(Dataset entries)
####

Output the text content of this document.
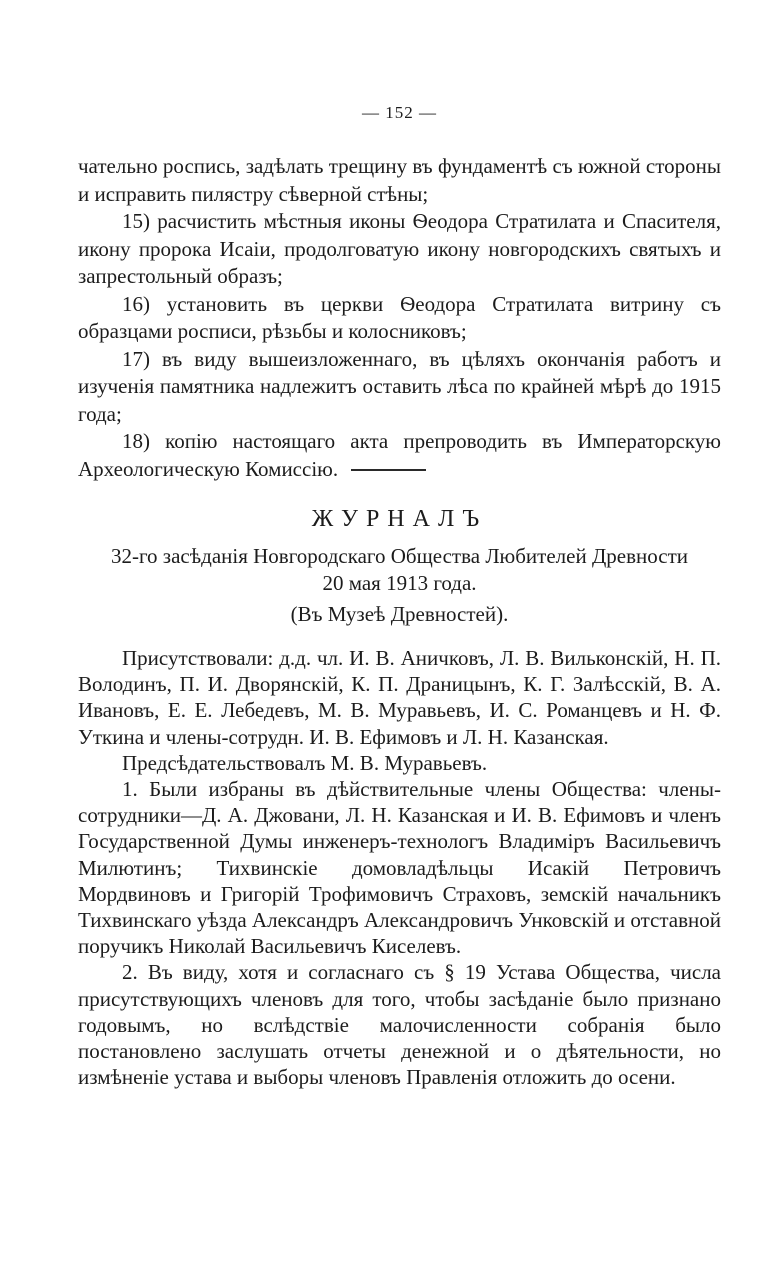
— 152 —

чательно роспись, задѣлать трещину въ фундаментѣ съ южной стороны и исправить пилястру сѣверной стѣны;

15) расчистить мѣстныя иконы Ѳеодора Стратилата и Спасителя, икону пророка Исаіи, продолговатую икону новгородскихъ святыхъ и запрестольный образъ;

16) установить въ церкви Ѳеодора Стратилата витрину съ образцами росписи, рѣзьбы и колосниковъ;

17) въ виду вышеизложеннаго, въ цѣляхъ окончанія работъ и изученія памятника надлежитъ оставить лѣса по крайней мѣрѣ до 1915 года;

18) копію настоящаго акта препроводить въ Императорскую Археологическую Комиссію.

ЖУРНАЛЪ
32-го засѣданія Новгородскаго Общества Любителей Древности
20 мая 1913 года.
(Въ Музеѣ Древностей).

Присутствовали: д.д. чл. И. В. Аничковъ, Л. В. Вильконскій, Н. П. Володинъ, П. И. Дворянскій, К. П. Драницынъ, К. Г. Залѣсскій, В. А. Ивановъ, Е. Е. Лебедевъ, М. В. Муравьевъ, И. С. Романцевъ и Н. Ф. Уткина и члены-сотрудн. И. В. Ефимовъ и Л. Н. Казанская.

Предсѣдательствовалъ М. В. Муравьевъ.

1. Были избраны въ дѣйствительные члены Общества: члены-сотрудники—Д. А. Джовани, Л. Н. Казанская и И. В. Ефимовъ и членъ Государственной Думы инженеръ-технологъ Владиміръ Васильевичъ Милютинъ; Тихвинскіе домовладѣльцы Исакій Петровичъ Мордвиновъ и Григорій Трофимовичъ Страховъ, земскій начальникъ Тихвинскаго уѣзда Александръ Александровичъ Унковскій и отставной поручикъ Николай Васильевичъ Киселевъ.

2. Въ виду, хотя и согласнаго съ § 19 Устава Общества, числа присутствующихъ членовъ для того, чтобы засѣданіе было признано годовымъ, но вслѣдствіе малочисленности собранія было постановлено заслушать отчеты денежной и о дѣятельности, но измѣненіе устава и выборы членовъ Правленія отложить до осени.
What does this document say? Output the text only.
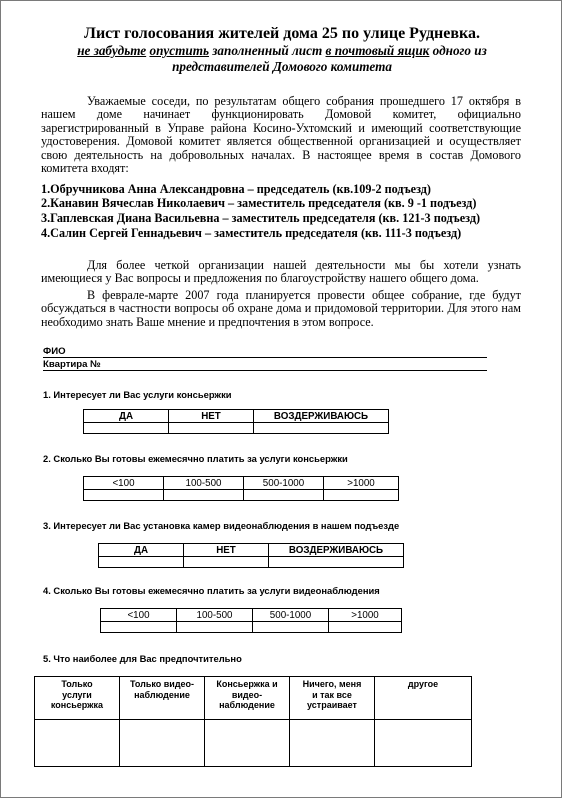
Лист голосования жителей дома 25 по улице Рудневка.
не забудьте опустить заполненный лист в почтовый ящик одного из
представителей Домового комитета
Уважаемые соседи, по результатам общего собрания прошедшего 17 октября в нашем доме начинает функционировать Домовой комитет, официально зарегистрированный в Управе района Косино-Ухтомский и имеющий соответствующие удостоверения. Домовой комитет является общественной организацией и осуществляет свою деятельность на добровольных началах. В настоящее время в состав Домового комитета входят:
1.Обручникова Анна Александровна – председатель (кв.109-2 подъезд)
2.Канавин Вячеслав Николаевич – заместитель председателя (кв. 9 -1 подъезд)
3.Гаплевская Диана Васильевна – заместитель председателя (кв. 121-3 подъезд)
4.Салин Сергей Геннадьевич – заместитель председателя (кв. 111-3 подъезд)
Для более четкой организации нашей деятельности мы бы хотели узнать имеющиеся у Вас вопросы и предложения по благоустройству нашего общего дома.
В феврале-марте 2007 года планируется провести общее собрание, где будут обсуждаться в частности вопросы об охране дома и придомовой территории. Для этого нам необходимо знать Ваше мнение и предпочтения в этом вопросе.
ФИО
Квартира №
1. Интересует ли Вас услуги консьержки
ДА	НЕТ	ВОЗДЕРЖИВАЮСЬ

2. Сколько Вы готовы ежемесячно платить за услуги консьержки
<100	100-500	500-1000	>1000

3. Интересует ли Вас установка камер видеонаблюдения в нашем подъезде
ДА	НЕТ	ВОЗДЕРЖИВАЮСЬ

4. Сколько Вы готовы ежемесячно платить за услуги видеонаблюдения
<100	100-500	500-1000	>1000

5. Что наиболее для Вас предпочтительно
Только
услуги
консьержка	Только видео-
наблюдение	Консьержка и
видео-
наблюдение	Ничего, меня
и так все
устраивает	другое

####

### [What the task asks]
Write out every line of the listing that holds the word "Сколько".

### [Result of the task]
2. Сколько Вы готовы ежемесячно платить за услуги консьержки
4. Сколько Вы готовы ежемесячно платить за услуги видеонаблюдения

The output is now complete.